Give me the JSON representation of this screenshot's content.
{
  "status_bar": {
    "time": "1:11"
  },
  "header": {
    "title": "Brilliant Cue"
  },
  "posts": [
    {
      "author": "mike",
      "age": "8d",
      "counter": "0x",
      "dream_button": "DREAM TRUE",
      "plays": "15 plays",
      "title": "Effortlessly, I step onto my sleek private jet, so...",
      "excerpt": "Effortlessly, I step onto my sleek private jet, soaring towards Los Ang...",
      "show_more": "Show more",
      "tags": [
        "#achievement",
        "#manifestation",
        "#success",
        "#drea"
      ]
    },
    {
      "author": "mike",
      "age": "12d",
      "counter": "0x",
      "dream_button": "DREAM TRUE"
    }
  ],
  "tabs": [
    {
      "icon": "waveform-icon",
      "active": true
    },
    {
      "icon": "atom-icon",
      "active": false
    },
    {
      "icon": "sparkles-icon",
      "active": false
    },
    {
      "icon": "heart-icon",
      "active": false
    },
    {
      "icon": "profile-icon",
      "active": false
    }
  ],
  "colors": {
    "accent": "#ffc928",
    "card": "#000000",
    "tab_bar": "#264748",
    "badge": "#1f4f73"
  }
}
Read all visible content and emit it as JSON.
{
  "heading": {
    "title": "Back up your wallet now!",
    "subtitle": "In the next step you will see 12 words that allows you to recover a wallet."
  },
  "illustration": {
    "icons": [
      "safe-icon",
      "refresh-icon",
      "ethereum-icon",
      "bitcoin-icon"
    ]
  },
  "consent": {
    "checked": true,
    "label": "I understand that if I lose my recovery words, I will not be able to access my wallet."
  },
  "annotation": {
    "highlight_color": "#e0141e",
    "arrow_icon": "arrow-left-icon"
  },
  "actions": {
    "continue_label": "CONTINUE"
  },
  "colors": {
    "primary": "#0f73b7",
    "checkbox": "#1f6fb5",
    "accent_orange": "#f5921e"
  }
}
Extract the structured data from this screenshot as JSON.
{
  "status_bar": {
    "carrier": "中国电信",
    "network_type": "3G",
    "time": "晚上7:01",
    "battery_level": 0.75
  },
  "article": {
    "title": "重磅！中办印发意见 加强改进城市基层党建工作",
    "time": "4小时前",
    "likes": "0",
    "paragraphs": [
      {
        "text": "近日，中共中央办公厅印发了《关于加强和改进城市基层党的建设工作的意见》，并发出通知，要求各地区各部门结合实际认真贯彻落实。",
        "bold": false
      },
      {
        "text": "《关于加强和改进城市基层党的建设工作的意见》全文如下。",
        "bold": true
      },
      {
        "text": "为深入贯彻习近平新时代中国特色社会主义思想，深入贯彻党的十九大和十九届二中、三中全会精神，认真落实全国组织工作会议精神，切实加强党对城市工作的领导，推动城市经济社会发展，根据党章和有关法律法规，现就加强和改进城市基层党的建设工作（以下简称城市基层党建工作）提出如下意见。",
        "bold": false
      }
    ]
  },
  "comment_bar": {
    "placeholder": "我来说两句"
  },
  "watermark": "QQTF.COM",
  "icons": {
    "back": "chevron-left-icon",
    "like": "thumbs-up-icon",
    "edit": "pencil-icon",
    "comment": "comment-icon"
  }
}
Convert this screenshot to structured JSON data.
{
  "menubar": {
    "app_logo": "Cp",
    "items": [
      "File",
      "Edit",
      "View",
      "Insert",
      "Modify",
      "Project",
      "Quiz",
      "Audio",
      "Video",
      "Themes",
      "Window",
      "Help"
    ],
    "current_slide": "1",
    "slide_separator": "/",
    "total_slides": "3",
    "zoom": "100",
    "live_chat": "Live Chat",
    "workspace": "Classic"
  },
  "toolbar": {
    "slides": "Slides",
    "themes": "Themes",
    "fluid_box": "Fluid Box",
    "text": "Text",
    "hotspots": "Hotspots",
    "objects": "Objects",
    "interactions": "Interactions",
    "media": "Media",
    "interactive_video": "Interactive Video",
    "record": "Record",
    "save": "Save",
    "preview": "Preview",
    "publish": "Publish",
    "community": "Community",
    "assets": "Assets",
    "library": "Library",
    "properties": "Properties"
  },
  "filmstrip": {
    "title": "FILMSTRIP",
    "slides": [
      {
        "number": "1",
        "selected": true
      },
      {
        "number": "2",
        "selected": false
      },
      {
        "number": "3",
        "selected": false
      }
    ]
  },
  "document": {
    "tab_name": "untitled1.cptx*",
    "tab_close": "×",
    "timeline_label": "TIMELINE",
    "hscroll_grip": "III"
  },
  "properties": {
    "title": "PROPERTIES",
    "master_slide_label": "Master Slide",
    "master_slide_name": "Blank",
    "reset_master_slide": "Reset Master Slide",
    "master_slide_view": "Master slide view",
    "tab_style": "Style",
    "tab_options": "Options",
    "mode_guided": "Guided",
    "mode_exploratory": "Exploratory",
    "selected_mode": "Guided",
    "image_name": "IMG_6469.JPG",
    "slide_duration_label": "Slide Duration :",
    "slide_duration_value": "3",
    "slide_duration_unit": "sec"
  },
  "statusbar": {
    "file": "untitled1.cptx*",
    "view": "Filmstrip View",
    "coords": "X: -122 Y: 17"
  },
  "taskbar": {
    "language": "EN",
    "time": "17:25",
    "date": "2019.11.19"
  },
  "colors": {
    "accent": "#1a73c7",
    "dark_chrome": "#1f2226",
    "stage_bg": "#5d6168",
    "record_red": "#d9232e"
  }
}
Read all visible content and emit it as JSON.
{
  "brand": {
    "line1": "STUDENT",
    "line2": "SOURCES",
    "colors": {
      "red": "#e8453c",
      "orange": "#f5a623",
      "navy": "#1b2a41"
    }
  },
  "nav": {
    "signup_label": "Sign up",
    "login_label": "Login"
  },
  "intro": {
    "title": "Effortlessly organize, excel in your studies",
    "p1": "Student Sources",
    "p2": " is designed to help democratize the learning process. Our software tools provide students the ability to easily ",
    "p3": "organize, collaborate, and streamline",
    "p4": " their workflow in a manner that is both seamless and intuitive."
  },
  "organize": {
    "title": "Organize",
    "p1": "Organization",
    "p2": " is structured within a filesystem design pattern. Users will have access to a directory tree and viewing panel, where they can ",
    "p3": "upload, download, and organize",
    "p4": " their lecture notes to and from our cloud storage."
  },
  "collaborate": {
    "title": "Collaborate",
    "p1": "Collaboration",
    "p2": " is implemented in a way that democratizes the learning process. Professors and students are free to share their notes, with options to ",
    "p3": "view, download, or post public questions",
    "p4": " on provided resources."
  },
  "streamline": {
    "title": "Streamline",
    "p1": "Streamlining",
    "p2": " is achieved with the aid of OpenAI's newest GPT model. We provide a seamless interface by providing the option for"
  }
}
__________________________________________________
= Problem requirements =
Extract every line of the records above that contains the word "words".

= Output for this exercise =
    "subtitle": "In the next step you will see 12 words that allows you to recover a wallet."
    "label": "I understand that if I lose my recovery words, I will not be able to access my wallet."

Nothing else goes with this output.